> **SET EXERCISE**:
Scan the entries below and extract each line with the word "kontrole" in it.

(Data excerpts)
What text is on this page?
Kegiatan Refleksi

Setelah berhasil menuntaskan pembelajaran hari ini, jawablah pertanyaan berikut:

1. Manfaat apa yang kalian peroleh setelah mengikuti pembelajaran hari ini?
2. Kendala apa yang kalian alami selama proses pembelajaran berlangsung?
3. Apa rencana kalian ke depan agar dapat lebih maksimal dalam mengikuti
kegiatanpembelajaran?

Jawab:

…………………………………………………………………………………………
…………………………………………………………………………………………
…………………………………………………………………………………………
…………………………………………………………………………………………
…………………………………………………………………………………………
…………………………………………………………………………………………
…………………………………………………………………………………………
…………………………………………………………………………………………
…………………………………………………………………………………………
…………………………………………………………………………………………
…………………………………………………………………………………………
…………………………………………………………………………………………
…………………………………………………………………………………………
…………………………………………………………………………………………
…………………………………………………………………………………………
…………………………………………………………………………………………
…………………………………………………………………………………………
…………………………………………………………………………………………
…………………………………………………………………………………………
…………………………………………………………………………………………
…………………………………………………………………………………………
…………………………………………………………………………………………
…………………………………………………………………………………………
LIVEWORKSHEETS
* * *
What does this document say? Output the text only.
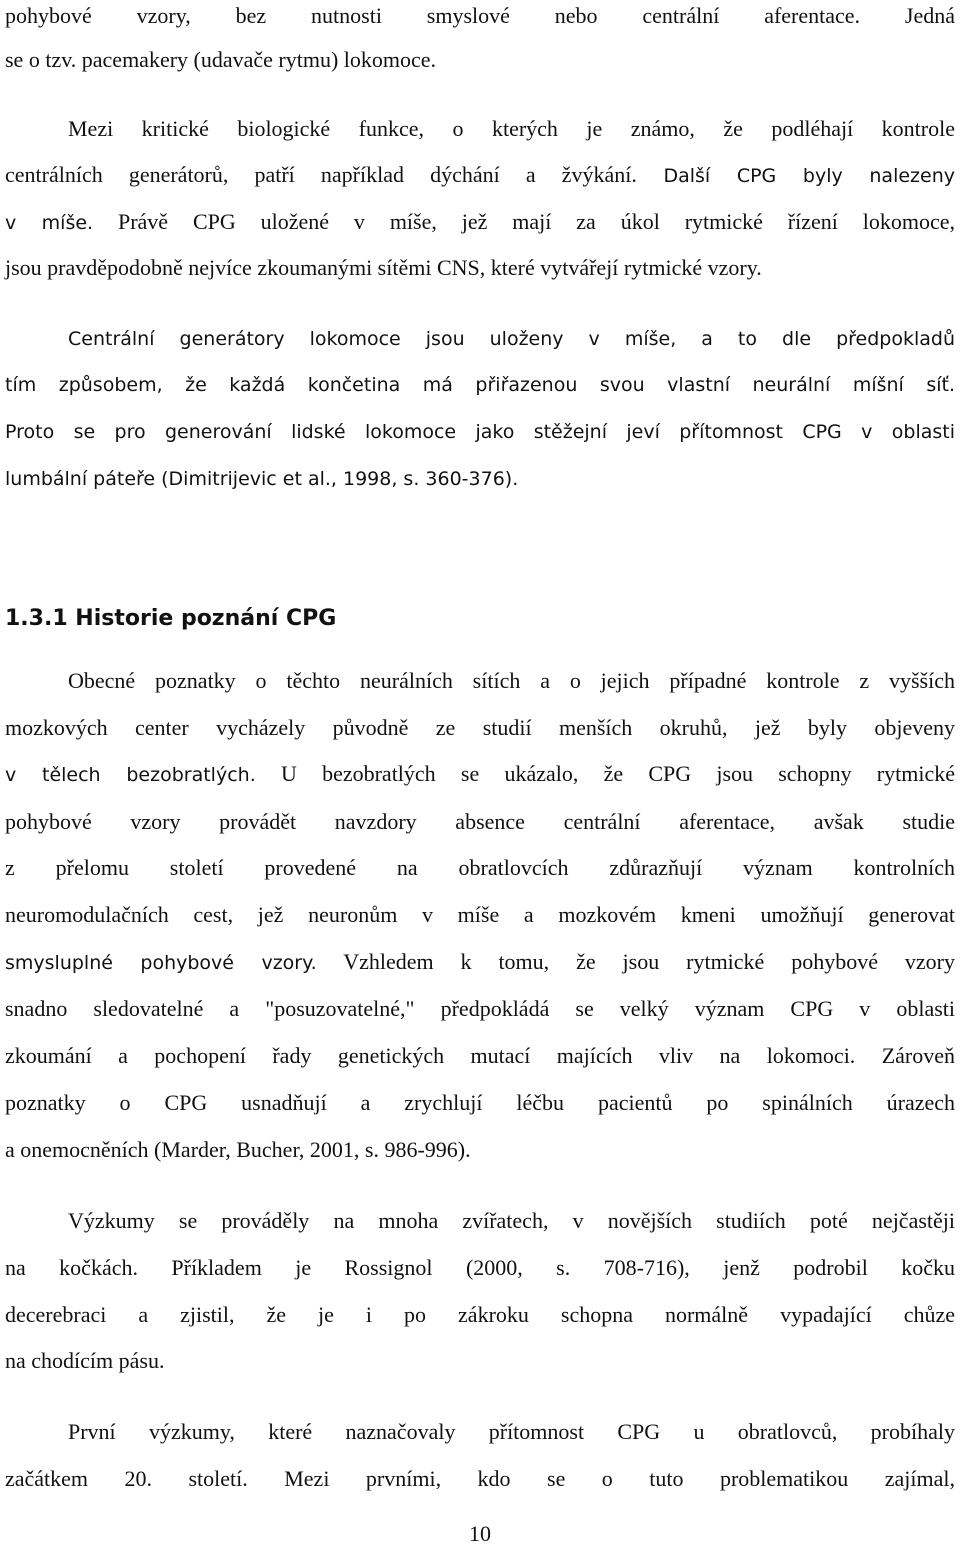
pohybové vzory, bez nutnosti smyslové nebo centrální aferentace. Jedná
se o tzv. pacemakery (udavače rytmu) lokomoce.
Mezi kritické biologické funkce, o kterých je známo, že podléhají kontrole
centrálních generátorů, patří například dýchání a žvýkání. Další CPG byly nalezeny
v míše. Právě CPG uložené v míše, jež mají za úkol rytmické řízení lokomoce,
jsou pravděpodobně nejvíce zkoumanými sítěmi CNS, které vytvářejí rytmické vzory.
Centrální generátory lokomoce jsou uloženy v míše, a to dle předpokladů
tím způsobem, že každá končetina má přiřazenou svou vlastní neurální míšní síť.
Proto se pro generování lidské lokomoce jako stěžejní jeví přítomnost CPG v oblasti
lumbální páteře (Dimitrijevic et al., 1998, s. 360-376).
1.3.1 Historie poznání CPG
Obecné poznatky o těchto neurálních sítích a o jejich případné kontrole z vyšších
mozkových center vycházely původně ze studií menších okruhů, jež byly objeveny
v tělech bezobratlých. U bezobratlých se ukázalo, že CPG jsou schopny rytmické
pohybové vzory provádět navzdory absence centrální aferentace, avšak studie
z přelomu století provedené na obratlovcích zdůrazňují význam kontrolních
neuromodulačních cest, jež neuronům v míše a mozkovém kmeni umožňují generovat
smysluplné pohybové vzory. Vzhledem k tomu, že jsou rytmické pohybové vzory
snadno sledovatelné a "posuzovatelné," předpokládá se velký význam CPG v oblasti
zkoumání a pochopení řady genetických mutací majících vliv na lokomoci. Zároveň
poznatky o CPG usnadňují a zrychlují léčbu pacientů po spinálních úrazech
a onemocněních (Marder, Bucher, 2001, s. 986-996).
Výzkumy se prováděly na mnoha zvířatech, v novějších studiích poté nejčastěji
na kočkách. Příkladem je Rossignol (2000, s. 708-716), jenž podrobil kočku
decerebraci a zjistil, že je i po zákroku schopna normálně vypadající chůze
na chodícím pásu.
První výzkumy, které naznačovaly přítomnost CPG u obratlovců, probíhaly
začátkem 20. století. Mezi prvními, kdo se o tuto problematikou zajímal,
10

> **WORKED SOLUTION**:
Mezi kritické biologické funkce, o kterých je známo, že podléhají kontrole
Obecné poznatky o těchto neurálních sítích a o jejich případné kontrole z vyšších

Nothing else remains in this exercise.